Job:
Work out the number of lines containing "this". Give that number alone.

Information given:
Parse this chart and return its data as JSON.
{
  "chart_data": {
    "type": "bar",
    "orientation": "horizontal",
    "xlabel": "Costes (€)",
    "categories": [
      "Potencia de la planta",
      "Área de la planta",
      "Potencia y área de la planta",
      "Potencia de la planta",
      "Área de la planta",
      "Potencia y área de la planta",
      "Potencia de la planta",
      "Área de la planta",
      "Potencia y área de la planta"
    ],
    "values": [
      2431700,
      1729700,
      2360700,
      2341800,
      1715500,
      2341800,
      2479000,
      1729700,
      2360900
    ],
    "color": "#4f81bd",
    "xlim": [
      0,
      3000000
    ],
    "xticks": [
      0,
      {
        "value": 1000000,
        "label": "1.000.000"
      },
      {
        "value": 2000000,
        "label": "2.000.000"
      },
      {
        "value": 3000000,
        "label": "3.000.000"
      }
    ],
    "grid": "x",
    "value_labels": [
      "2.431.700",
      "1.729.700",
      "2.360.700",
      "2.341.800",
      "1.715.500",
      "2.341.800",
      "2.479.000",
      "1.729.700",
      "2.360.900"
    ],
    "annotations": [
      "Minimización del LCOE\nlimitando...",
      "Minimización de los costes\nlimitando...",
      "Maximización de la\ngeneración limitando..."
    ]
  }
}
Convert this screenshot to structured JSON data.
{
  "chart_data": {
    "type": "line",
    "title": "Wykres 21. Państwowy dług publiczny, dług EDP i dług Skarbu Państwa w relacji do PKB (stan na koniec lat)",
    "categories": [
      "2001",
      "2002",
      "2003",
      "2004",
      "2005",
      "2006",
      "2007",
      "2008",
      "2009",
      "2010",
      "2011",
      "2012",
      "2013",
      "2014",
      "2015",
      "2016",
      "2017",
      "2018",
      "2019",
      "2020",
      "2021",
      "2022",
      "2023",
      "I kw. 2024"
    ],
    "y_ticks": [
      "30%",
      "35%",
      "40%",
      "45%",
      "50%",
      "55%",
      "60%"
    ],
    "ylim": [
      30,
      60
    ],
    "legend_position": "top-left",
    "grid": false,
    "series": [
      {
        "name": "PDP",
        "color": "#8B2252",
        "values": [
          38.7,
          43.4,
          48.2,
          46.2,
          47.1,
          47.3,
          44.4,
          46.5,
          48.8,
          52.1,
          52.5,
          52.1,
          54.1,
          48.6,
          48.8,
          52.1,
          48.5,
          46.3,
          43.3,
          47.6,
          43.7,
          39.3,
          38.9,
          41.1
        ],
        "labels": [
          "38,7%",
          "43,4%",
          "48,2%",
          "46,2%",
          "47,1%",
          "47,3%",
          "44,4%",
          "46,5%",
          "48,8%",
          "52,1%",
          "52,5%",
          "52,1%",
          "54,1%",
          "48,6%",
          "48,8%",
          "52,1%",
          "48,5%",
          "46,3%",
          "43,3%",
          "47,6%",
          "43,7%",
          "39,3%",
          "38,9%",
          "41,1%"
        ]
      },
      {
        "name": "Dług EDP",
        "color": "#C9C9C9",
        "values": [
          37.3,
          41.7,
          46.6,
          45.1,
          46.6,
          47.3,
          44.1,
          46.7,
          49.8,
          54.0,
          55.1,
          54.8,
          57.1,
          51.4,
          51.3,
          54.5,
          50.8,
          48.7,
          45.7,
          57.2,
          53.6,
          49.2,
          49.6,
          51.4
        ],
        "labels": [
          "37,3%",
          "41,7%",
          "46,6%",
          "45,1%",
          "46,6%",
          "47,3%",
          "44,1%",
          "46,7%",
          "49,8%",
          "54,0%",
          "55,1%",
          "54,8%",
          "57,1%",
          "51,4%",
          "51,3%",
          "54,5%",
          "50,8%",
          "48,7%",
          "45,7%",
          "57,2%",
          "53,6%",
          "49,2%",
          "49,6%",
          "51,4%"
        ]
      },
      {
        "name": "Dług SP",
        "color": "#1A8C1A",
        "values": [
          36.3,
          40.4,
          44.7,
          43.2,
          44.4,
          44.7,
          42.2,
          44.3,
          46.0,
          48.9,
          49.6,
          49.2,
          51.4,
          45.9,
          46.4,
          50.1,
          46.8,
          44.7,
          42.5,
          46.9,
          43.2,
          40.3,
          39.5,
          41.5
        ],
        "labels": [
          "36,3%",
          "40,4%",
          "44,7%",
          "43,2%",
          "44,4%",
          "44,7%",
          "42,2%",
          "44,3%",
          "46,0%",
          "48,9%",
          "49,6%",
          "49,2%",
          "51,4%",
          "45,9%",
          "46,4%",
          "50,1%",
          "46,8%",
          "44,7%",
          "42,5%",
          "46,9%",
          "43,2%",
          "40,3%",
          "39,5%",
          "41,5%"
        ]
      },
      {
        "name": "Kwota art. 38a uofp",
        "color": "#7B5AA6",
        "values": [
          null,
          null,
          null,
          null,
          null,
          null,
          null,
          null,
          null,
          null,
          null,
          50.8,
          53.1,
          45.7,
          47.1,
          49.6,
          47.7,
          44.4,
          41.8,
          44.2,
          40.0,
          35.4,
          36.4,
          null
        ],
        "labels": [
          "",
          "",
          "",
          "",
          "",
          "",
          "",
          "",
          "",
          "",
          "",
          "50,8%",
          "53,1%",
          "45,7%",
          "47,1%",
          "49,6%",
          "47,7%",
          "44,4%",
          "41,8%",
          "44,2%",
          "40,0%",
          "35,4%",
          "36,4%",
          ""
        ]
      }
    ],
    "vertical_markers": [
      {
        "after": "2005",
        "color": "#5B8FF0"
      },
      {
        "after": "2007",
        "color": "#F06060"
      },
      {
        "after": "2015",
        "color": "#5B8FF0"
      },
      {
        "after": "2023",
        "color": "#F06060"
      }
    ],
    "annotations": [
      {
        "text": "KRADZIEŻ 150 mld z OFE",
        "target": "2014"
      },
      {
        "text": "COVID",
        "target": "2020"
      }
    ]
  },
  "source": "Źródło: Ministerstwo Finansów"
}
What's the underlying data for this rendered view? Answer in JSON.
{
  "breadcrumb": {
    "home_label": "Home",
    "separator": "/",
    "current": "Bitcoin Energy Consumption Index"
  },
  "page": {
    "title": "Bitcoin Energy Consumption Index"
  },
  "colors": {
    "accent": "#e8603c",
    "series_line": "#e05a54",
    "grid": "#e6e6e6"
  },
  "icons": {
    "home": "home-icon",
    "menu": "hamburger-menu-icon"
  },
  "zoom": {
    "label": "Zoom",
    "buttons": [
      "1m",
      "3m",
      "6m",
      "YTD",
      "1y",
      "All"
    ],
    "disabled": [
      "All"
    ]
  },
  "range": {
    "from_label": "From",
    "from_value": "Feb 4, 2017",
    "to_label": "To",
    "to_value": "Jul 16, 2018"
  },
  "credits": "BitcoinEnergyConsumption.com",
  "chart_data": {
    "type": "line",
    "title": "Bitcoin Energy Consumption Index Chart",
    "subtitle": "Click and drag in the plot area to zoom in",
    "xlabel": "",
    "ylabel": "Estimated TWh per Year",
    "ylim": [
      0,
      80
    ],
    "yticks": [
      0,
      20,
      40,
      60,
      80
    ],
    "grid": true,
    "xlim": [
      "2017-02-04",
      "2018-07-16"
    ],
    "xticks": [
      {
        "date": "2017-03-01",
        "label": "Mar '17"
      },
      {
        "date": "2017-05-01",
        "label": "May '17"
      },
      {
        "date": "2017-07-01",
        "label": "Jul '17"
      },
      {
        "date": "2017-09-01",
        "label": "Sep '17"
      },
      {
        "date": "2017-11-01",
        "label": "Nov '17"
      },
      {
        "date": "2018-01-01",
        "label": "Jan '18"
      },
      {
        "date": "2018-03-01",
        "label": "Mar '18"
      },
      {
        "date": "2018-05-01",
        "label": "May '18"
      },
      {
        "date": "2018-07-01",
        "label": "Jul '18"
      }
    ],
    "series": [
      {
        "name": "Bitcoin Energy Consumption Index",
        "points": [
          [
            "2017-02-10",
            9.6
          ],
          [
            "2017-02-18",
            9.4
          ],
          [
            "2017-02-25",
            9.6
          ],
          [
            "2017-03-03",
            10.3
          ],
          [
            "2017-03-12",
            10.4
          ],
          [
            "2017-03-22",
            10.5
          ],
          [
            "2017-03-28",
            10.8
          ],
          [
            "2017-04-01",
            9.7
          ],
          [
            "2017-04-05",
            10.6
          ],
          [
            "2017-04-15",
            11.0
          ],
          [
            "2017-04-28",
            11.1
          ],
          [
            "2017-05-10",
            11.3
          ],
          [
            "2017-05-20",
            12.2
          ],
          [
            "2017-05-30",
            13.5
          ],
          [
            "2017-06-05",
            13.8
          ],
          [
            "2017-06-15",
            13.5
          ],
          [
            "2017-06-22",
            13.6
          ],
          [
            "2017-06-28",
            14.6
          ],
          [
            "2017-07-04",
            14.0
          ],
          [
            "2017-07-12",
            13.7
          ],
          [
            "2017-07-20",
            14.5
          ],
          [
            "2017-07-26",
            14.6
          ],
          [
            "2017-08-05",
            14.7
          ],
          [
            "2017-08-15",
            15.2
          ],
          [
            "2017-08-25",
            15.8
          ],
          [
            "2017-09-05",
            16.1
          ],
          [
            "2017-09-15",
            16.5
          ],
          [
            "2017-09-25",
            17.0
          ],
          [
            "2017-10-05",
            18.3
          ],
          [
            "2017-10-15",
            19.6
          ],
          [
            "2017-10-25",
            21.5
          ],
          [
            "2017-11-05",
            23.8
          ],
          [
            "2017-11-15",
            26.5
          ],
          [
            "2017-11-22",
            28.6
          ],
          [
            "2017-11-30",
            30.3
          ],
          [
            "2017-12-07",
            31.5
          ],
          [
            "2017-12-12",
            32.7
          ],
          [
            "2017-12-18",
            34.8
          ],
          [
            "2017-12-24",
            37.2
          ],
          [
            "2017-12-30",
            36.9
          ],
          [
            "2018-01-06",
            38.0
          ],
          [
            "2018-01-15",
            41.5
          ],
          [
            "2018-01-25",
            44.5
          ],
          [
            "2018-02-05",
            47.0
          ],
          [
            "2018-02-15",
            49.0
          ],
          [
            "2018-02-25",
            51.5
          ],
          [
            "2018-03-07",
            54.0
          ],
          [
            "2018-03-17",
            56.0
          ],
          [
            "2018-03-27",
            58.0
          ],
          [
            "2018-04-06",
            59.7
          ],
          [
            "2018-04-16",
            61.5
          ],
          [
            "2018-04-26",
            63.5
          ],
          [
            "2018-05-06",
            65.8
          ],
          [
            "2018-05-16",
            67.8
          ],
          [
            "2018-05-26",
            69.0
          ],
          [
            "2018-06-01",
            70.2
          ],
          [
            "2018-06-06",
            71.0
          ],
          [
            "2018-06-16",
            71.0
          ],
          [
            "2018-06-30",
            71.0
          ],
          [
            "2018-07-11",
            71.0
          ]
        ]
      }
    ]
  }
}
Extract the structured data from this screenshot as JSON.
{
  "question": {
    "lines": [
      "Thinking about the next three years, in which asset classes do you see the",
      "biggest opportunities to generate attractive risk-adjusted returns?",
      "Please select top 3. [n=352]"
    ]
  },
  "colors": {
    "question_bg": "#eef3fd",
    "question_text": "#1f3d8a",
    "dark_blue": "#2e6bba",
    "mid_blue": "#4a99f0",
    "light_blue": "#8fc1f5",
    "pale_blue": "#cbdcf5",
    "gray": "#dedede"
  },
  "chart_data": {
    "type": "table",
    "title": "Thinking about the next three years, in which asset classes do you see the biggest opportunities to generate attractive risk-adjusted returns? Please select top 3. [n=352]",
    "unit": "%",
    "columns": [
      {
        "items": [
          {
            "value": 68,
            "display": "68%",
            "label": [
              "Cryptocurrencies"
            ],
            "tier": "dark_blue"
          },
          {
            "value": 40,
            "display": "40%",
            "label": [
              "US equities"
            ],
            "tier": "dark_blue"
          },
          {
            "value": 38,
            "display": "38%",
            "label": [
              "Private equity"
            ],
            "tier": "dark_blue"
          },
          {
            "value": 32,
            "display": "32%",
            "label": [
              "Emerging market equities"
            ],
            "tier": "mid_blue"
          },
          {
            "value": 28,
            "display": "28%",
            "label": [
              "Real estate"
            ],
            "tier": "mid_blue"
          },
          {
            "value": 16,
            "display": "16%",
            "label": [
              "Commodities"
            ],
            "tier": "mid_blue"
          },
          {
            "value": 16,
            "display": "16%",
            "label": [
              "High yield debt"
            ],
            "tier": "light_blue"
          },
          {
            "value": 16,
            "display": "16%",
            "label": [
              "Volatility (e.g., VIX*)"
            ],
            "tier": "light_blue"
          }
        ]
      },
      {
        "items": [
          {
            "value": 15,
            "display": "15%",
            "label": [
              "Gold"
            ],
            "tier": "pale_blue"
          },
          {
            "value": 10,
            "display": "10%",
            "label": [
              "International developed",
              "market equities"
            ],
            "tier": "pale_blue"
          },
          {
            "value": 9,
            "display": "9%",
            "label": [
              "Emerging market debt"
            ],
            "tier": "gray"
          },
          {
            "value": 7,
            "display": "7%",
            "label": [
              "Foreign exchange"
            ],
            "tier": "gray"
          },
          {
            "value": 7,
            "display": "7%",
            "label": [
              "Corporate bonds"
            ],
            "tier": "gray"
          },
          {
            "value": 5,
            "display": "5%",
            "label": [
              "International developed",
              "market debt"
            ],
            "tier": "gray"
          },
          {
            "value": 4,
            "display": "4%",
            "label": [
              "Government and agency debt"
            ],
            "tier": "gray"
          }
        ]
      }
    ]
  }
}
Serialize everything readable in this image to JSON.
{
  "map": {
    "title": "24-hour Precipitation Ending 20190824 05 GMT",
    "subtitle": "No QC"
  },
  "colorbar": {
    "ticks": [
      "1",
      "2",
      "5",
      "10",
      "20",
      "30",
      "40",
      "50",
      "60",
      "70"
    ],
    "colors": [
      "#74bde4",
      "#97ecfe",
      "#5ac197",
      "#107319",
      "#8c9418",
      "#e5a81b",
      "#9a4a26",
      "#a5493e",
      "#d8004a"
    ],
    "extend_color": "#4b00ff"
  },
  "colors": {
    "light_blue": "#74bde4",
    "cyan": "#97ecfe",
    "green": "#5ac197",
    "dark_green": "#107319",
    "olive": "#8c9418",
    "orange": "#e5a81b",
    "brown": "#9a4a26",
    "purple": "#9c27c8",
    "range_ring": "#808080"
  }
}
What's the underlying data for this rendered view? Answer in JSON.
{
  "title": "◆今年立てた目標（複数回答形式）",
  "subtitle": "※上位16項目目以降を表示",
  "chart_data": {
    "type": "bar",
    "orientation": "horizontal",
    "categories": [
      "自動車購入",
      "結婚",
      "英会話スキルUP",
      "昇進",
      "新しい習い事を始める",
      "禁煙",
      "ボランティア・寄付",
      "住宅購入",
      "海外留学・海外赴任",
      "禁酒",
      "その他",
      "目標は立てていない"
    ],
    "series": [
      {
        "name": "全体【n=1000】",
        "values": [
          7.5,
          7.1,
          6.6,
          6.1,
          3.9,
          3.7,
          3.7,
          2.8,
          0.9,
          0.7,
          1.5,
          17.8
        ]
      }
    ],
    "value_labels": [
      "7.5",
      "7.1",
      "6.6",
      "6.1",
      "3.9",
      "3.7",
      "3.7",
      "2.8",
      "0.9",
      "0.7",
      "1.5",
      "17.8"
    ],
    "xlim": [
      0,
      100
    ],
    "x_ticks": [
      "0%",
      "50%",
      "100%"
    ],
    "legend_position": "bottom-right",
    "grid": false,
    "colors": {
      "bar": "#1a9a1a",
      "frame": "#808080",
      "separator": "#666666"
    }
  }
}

Response:
6